Instructions to follow: Print every entry exactly as written.
::: Dataset records
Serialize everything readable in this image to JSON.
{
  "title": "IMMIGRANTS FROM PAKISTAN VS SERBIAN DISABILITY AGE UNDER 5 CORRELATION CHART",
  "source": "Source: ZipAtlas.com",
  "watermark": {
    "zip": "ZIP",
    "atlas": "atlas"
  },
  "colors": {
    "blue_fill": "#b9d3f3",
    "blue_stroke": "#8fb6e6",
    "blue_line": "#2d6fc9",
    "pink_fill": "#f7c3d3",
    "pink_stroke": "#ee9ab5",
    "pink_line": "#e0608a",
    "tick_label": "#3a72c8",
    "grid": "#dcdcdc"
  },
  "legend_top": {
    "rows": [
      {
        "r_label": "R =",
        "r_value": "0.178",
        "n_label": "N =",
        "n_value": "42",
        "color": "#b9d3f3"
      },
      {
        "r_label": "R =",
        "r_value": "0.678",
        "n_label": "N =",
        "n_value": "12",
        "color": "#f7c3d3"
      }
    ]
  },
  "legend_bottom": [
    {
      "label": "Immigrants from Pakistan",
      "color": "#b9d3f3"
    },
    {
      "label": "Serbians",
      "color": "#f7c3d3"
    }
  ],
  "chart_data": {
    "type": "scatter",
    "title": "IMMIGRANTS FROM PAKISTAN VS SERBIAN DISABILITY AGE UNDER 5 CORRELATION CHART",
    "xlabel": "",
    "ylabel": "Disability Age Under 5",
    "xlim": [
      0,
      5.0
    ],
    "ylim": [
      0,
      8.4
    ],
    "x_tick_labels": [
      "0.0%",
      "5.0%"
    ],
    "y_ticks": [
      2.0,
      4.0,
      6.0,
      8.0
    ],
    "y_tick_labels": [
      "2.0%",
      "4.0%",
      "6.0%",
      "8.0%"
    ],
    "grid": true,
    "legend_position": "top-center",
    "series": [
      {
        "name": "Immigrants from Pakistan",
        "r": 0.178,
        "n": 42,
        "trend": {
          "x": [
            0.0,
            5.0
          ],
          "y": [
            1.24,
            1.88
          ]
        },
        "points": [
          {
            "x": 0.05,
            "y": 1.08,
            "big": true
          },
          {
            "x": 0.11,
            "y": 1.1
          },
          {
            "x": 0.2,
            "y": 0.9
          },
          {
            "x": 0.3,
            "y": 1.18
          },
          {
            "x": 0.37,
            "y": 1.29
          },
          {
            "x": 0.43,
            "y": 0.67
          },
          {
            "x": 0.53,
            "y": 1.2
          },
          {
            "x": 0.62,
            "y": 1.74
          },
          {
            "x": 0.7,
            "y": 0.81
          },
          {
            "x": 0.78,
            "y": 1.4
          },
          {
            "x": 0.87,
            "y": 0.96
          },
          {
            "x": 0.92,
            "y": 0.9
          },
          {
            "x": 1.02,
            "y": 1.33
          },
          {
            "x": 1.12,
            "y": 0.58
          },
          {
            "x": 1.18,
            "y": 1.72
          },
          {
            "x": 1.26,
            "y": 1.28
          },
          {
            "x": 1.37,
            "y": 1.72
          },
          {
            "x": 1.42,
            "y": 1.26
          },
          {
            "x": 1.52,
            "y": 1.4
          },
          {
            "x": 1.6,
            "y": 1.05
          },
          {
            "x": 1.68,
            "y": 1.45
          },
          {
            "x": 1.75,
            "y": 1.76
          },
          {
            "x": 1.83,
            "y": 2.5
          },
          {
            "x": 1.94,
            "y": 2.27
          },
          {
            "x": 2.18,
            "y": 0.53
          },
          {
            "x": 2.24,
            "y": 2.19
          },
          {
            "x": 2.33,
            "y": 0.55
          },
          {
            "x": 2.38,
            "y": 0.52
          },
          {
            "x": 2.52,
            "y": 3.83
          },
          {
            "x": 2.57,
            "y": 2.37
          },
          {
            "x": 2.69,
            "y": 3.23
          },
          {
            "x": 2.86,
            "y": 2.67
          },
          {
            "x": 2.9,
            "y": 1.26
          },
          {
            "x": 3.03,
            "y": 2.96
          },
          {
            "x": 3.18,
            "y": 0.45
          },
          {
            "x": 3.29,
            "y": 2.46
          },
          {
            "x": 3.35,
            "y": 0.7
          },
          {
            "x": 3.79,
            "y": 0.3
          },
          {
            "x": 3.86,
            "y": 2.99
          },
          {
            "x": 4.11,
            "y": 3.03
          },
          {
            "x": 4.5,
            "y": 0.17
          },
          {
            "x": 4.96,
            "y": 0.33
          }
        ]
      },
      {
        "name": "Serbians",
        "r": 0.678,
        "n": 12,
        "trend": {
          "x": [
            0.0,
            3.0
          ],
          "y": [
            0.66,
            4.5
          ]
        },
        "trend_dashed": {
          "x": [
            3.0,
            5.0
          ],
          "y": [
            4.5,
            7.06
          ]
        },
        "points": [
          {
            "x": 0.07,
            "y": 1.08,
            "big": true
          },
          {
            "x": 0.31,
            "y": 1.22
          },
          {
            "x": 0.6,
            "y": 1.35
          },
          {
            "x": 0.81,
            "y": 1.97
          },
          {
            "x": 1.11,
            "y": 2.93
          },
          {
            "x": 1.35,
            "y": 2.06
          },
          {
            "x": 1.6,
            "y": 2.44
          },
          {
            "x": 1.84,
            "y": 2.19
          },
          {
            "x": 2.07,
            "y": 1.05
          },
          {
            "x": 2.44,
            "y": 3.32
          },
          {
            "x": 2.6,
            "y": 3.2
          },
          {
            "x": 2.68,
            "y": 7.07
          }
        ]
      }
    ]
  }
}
::::::
Correct answer:
Serialize everything readable in this image to JSON.
{
  "title": "IMMIGRANTS FROM PAKISTAN VS SERBIAN DISABILITY AGE UNDER 5 CORRELATION CHART",
  "source": "Source: ZipAtlas.com",
  "watermark": {
    "zip": "ZIP",
    "atlas": "atlas"
  },
  "colors": {
    "blue_fill": "#b9d3f3",
    "blue_stroke": "#8fb6e6",
    "blue_line": "#2d6fc9",
    "pink_fill": "#f7c3d3",
    "pink_stroke": "#ee9ab5",
    "pink_line": "#e0608a",
    "tick_label": "#3a72c8",
    "grid": "#dcdcdc"
  },
  "legend_top": {
    "rows": [
      {
        "r_label": "R =",
        "r_value": "0.178",
        "n_label": "N =",
        "n_value": "42",
        "color": "#b9d3f3"
      },
      {
        "r_label": "R =",
        "r_value": "0.678",
        "n_label": "N =",
        "n_value": "12",
        "color": "#f7c3d3"
      }
    ]
  },
  "legend_bottom": [
    {
      "label": "Immigrants from Pakistan",
      "color": "#b9d3f3"
    },
    {
      "label": "Serbians",
      "color": "#f7c3d3"
    }
  ],
  "chart_data": {
    "type": "scatter",
    "title": "IMMIGRANTS FROM PAKISTAN VS SERBIAN DISABILITY AGE UNDER 5 CORRELATION CHART",
    "xlabel": "",
    "ylabel": "Disability Age Under 5",
    "xlim": [
      0,
      5.0
    ],
    "ylim": [
      0,
      8.4
    ],
    "x_tick_labels": [
      "0.0%",
      "5.0%"
    ],
    "y_ticks": [
      2.0,
      4.0,
      6.0,
      8.0
    ],
    "y_tick_labels": [
      "2.0%",
      "4.0%",
      "6.0%",
      "8.0%"
    ],
    "grid": true,
    "legend_position": "top-center",
    "series": [
      {
        "name": "Immigrants from Pakistan",
        "r": 0.178,
        "n": 42,
        "trend": {
          "x": [
            0.0,
            5.0
          ],
          "y": [
            1.24,
            1.88
          ]
        },
        "points": [
          {
            "x": 0.05,
            "y": 1.08,
            "big": true
          },
          {
            "x": 0.11,
            "y": 1.1
          },
          {
            "x": 0.2,
            "y": 0.9
          },
          {
            "x": 0.3,
            "y": 1.18
          },
          {
            "x": 0.37,
            "y": 1.29
          },
          {
            "x": 0.43,
            "y": 0.67
          },
          {
            "x": 0.53,
            "y": 1.2
          },
          {
            "x": 0.62,
            "y": 1.74
          },
          {
            "x": 0.7,
            "y": 0.81
          },
          {
            "x": 0.78,
            "y": 1.4
          },
          {
            "x": 0.87,
            "y": 0.96
          },
          {
            "x": 0.92,
            "y": 0.9
          },
          {
            "x": 1.02,
            "y": 1.33
          },
          {
            "x": 1.12,
            "y": 0.58
          },
          {
            "x": 1.18,
            "y": 1.72
          },
          {
            "x": 1.26,
            "y": 1.28
          },
          {
            "x": 1.37,
            "y": 1.72
          },
          {
            "x": 1.42,
            "y": 1.26
          },
          {
            "x": 1.52,
            "y": 1.4
          },
          {
            "x": 1.6,
            "y": 1.05
          },
          {
            "x": 1.68,
            "y": 1.45
          },
          {
            "x": 1.75,
            "y": 1.76
          },
          {
            "x": 1.83,
            "y": 2.5
          },
          {
            "x": 1.94,
            "y": 2.27
          },
          {
            "x": 2.18,
            "y": 0.53
          },
          {
            "x": 2.24,
            "y": 2.19
          },
          {
            "x": 2.33,
            "y": 0.55
          },
          {
            "x": 2.38,
            "y": 0.52
          },
          {
            "x": 2.52,
            "y": 3.83
          },
          {
            "x": 2.57,
            "y": 2.37
          },
          {
            "x": 2.69,
            "y": 3.23
          },
          {
            "x": 2.86,
            "y": 2.67
          },
          {
            "x": 2.9,
            "y": 1.26
          },
          {
            "x": 3.03,
            "y": 2.96
          },
          {
            "x": 3.18,
            "y": 0.45
          },
          {
            "x": 3.29,
            "y": 2.46
          },
          {
            "x": 3.35,
            "y": 0.7
          },
          {
            "x": 3.79,
            "y": 0.3
          },
          {
            "x": 3.86,
            "y": 2.99
          },
          {
            "x": 4.11,
            "y": 3.03
          },
          {
            "x": 4.5,
            "y": 0.17
          },
          {
            "x": 4.96,
            "y": 0.33
          }
        ]
      },
      {
        "name": "Serbians",
        "r": 0.678,
        "n": 12,
        "trend": {
          "x": [
            0.0,
            3.0
          ],
          "y": [
            0.66,
            4.5
          ]
        },
        "trend_dashed": {
          "x": [
            3.0,
            5.0
          ],
          "y": [
            4.5,
            7.06
          ]
        },
        "points": [
          {
            "x": 0.07,
            "y": 1.08,
            "big": true
          },
          {
            "x": 0.31,
            "y": 1.22
          },
          {
            "x": 0.6,
            "y": 1.35
          },
          {
            "x": 0.81,
            "y": 1.97
          },
          {
            "x": 1.11,
            "y": 2.93
          },
          {
            "x": 1.35,
            "y": 2.06
          },
          {
            "x": 1.6,
            "y": 2.44
          },
          {
            "x": 1.84,
            "y": 2.19
          },
          {
            "x": 2.07,
            "y": 1.05
          },
          {
            "x": 2.44,
            "y": 3.32
          },
          {
            "x": 2.6,
            "y": 3.2
          },
          {
            "x": 2.68,
            "y": 7.07
          }
        ]
      }
    ]
  }
}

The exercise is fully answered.